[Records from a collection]
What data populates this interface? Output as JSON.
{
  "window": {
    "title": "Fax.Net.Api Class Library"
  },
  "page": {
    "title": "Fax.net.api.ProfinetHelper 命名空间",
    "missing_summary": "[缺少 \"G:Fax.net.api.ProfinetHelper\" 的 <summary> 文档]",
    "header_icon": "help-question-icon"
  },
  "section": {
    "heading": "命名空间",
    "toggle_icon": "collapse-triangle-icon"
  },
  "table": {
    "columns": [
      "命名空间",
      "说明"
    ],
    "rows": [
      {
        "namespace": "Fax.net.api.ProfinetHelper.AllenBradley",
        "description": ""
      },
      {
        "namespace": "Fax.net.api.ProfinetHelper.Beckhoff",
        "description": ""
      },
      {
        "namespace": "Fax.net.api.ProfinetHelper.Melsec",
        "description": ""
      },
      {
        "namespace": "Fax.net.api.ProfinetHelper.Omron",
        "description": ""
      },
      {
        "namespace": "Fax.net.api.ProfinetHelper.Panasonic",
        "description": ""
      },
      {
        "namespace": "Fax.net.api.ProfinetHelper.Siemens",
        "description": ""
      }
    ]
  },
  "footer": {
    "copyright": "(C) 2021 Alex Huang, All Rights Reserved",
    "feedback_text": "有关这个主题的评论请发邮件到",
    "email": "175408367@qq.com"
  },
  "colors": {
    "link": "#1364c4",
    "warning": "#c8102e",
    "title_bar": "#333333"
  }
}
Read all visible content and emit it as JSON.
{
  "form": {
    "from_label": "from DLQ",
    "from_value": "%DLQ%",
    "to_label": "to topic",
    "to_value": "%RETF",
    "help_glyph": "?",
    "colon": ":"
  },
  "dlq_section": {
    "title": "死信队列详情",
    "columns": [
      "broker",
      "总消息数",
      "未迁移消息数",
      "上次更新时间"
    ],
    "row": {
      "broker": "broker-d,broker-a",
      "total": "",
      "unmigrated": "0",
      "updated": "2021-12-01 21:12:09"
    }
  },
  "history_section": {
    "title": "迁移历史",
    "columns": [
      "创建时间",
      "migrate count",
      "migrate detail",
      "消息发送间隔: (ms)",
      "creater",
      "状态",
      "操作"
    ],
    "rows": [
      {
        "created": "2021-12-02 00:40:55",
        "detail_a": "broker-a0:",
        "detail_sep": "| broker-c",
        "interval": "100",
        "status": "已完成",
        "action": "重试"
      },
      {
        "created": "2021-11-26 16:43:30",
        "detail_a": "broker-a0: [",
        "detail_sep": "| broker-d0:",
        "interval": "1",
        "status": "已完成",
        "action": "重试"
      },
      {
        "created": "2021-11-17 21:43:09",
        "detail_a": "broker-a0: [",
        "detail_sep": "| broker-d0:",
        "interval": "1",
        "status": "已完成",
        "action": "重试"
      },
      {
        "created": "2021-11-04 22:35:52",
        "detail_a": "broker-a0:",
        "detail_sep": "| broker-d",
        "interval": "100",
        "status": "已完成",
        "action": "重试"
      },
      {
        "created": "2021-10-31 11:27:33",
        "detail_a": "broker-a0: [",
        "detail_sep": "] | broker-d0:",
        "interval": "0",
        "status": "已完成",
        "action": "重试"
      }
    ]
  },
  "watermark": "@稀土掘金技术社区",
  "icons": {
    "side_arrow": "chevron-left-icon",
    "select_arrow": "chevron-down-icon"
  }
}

DIRECTIONS:
From the records above, extract every entry exactly as given.

REPLY TO THE EXERCISE:
What data populates this interface? Output as JSON.
{
  "window": {
    "title": "Fax.Net.Api Class Library"
  },
  "page": {
    "title": "Fax.net.api.ProfinetHelper 命名空间",
    "missing_summary": "[缺少 \"G:Fax.net.api.ProfinetHelper\" 的 <summary> 文档]",
    "header_icon": "help-question-icon"
  },
  "section": {
    "heading": "命名空间",
    "toggle_icon": "collapse-triangle-icon"
  },
  "table": {
    "columns": [
      "命名空间",
      "说明"
    ],
    "rows": [
      {
        "namespace": "Fax.net.api.ProfinetHelper.AllenBradley",
        "description": ""
      },
      {
        "namespace": "Fax.net.api.ProfinetHelper.Beckhoff",
        "description": ""
      },
      {
        "namespace": "Fax.net.api.ProfinetHelper.Melsec",
        "description": ""
      },
      {
        "namespace": "Fax.net.api.ProfinetHelper.Omron",
        "description": ""
      },
      {
        "namespace": "Fax.net.api.ProfinetHelper.Panasonic",
        "description": ""
      },
      {
        "namespace": "Fax.net.api.ProfinetHelper.Siemens",
        "description": ""
      }
    ]
  },
  "footer": {
    "copyright": "(C) 2021 Alex Huang, All Rights Reserved",
    "feedback_text": "有关这个主题的评论请发邮件到",
    "email": "175408367@qq.com"
  },
  "colors": {
    "link": "#1364c4",
    "warning": "#c8102e",
    "title_bar": "#333333"
  }
}
Read all visible content and emit it as JSON.
{
  "form": {
    "from_label": "from DLQ",
    "from_value": "%DLQ%",
    "to_label": "to topic",
    "to_value": "%RETF",
    "help_glyph": "?",
    "colon": ":"
  },
  "dlq_section": {
    "title": "死信队列详情",
    "columns": [
      "broker",
      "总消息数",
      "未迁移消息数",
      "上次更新时间"
    ],
    "row": {
      "broker": "broker-d,broker-a",
      "total": "",
      "unmigrated": "0",
      "updated": "2021-12-01 21:12:09"
    }
  },
  "history_section": {
    "title": "迁移历史",
    "columns": [
      "创建时间",
      "migrate count",
      "migrate detail",
      "消息发送间隔: (ms)",
      "creater",
      "状态",
      "操作"
    ],
    "rows": [
      {
        "created": "2021-12-02 00:40:55",
        "detail_a": "broker-a0:",
        "detail_sep": "| broker-c",
        "interval": "100",
        "status": "已完成",
        "action": "重试"
      },
      {
        "created": "2021-11-26 16:43:30",
        "detail_a": "broker-a0: [",
        "detail_sep": "| broker-d0:",
        "interval": "1",
        "status": "已完成",
        "action": "重试"
      },
      {
        "created": "2021-11-17 21:43:09",
        "detail_a": "broker-a0: [",
        "detail_sep": "| broker-d0:",
        "interval": "1",
        "status": "已完成",
        "action": "重试"
      },
      {
        "created": "2021-11-04 22:35:52",
        "detail_a": "broker-a0:",
        "detail_sep": "| broker-d",
        "interval": "100",
        "status": "已完成",
        "action": "重试"
      },
      {
        "created": "2021-10-31 11:27:33",
        "detail_a": "broker-a0: [",
        "detail_sep": "] | broker-d0:",
        "interval": "0",
        "status": "已完成",
        "action": "重试"
      }
    ]
  },
  "watermark": "@稀土掘金技术社区",
  "icons": {
    "side_arrow": "chevron-left-icon",
    "select_arrow": "chevron-down-icon"
  }
}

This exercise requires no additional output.